## Given problem
Which lines below hold the word "euros"? Copy all of them.

## Stored data
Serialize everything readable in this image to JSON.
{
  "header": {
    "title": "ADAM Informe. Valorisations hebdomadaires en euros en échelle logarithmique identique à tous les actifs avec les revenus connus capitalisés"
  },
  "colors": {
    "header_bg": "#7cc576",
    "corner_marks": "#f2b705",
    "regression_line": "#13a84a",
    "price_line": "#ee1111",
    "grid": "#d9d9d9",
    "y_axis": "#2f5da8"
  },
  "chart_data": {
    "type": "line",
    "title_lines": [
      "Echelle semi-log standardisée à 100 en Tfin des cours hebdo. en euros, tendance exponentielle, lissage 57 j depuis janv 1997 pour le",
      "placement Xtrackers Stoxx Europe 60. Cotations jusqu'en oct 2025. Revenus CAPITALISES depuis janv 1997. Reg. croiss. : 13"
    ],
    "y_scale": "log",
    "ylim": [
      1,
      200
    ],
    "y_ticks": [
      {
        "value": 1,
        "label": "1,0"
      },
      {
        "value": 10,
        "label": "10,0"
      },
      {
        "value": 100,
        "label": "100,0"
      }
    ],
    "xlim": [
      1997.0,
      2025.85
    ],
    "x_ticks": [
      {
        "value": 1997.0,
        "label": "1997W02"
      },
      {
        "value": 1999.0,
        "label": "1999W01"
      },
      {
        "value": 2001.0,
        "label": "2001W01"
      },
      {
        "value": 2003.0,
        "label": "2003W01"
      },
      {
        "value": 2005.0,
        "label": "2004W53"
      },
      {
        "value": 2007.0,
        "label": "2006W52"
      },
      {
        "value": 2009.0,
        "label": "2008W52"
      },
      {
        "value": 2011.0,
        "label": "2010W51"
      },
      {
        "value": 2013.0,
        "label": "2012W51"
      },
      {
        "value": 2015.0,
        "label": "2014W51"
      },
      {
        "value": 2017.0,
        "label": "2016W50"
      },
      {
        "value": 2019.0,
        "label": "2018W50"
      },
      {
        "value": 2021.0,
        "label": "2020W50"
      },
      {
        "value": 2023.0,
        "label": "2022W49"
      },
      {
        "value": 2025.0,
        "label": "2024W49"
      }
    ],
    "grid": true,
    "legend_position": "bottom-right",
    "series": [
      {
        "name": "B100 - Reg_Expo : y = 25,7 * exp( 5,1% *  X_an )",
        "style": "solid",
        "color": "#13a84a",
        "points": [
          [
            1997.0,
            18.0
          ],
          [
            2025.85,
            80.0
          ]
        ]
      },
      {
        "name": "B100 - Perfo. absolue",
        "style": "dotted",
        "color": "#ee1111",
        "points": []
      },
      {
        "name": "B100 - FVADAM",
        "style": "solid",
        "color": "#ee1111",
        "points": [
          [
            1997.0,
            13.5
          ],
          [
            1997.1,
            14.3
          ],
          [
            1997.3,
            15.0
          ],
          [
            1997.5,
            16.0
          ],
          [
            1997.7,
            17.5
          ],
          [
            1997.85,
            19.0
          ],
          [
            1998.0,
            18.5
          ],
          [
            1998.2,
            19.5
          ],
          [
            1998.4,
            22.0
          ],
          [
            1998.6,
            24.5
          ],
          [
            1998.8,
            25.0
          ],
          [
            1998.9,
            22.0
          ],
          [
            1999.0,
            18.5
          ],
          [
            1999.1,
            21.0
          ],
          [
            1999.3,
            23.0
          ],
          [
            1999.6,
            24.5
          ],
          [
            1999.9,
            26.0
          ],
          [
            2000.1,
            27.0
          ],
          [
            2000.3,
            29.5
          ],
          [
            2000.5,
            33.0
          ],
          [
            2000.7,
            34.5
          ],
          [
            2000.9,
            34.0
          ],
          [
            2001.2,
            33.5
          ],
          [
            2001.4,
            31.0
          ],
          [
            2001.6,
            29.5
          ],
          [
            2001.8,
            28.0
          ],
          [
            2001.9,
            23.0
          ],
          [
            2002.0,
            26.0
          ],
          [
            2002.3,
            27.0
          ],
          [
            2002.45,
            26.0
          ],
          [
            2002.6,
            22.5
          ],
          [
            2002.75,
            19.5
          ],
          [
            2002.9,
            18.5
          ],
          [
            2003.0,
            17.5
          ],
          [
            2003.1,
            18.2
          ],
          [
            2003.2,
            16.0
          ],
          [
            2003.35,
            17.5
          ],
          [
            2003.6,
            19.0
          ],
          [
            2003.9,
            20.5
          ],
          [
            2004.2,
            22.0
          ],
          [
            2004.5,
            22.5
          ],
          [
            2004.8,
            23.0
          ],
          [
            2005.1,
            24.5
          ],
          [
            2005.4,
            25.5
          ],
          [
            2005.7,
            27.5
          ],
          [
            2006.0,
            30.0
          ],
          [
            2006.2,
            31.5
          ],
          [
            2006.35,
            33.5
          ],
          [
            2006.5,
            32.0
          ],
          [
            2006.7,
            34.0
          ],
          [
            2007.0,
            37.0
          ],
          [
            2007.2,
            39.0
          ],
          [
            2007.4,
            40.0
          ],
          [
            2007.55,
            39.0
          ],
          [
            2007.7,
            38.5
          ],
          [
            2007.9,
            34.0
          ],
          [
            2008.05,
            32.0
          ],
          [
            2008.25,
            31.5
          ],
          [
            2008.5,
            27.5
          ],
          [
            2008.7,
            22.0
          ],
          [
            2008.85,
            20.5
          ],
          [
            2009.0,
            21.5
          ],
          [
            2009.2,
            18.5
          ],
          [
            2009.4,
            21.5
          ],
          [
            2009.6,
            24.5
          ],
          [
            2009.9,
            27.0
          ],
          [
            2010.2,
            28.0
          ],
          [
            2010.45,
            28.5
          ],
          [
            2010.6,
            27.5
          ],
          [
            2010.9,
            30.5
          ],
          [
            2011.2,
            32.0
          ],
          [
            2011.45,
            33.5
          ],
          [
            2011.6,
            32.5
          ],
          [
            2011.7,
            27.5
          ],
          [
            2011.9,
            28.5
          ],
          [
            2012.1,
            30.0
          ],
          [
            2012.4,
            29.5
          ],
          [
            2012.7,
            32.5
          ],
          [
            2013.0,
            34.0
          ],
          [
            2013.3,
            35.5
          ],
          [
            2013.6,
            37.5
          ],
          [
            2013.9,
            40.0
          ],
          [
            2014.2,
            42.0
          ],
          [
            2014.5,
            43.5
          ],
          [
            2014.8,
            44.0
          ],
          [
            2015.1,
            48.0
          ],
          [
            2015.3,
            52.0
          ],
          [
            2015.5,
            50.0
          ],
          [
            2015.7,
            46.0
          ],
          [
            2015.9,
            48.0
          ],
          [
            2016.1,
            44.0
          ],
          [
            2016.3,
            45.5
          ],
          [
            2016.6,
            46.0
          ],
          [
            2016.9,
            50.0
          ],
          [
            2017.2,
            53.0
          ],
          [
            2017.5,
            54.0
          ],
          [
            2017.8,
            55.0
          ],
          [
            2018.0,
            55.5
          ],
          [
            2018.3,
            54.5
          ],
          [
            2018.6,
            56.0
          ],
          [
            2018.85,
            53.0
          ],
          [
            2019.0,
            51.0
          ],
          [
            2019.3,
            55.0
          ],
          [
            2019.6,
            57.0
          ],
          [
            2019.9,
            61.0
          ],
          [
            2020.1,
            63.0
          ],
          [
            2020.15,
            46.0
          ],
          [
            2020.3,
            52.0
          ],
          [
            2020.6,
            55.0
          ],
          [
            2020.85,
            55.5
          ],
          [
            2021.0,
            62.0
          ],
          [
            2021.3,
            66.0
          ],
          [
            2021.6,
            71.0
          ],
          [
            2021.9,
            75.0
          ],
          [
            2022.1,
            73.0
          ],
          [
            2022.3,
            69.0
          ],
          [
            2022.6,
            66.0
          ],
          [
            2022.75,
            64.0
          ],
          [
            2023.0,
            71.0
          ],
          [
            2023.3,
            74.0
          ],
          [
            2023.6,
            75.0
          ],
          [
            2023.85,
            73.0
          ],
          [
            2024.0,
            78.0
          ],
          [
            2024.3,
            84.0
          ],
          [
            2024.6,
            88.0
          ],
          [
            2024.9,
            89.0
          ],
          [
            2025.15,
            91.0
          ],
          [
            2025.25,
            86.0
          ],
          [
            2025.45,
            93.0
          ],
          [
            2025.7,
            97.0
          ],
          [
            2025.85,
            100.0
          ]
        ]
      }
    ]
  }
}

## Solution to the problem
    "title": "ADAM Informe. Valorisations hebdomadaires en euros en échelle logarithmique identique à tous les actifs avec les revenus connus capitalisés"
      "Echelle semi-log standardisée à 100 en Tfin des cours hebdo. en euros, tendance exponentielle, lissage 57 j depuis janv 1997 pour le",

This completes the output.